The request: All lines in which the word "disidencias" occurs are to be extracted.

[Entries start]

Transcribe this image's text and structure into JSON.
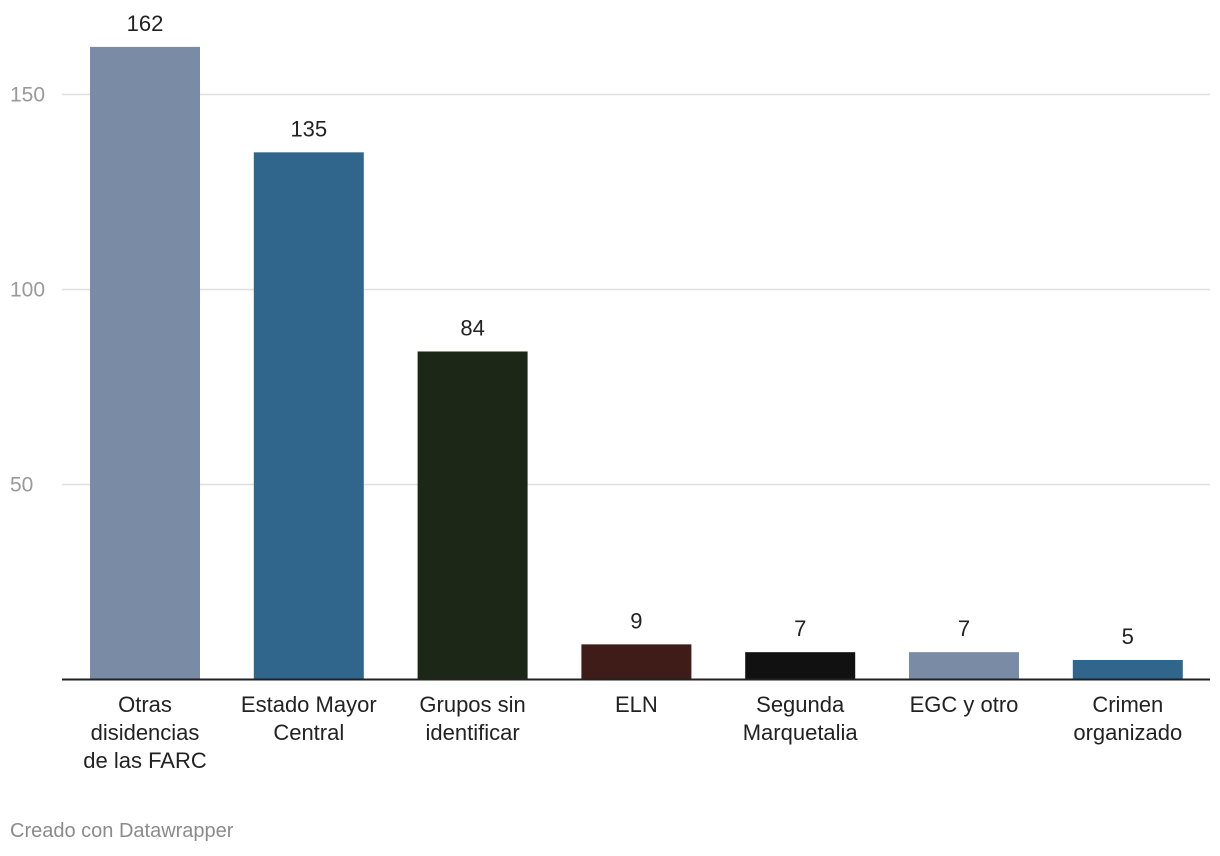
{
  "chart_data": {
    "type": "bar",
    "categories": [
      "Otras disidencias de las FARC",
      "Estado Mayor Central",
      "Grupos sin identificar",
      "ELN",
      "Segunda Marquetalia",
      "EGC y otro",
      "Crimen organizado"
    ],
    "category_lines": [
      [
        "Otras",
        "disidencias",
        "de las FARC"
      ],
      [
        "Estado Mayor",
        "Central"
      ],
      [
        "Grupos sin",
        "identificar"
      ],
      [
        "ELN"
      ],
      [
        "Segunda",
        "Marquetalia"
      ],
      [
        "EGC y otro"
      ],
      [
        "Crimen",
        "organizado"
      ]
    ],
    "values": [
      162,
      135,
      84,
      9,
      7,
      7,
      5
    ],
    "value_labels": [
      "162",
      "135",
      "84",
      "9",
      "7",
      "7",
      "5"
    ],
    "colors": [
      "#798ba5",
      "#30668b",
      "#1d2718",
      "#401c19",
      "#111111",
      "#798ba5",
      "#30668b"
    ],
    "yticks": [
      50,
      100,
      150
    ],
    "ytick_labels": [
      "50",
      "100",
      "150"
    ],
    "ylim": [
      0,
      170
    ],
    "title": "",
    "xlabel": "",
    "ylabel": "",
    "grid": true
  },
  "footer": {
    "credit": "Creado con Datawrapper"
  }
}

[Entries end]

Expected answer:
      "Otras disidencias de las FARC",
        "disidencias",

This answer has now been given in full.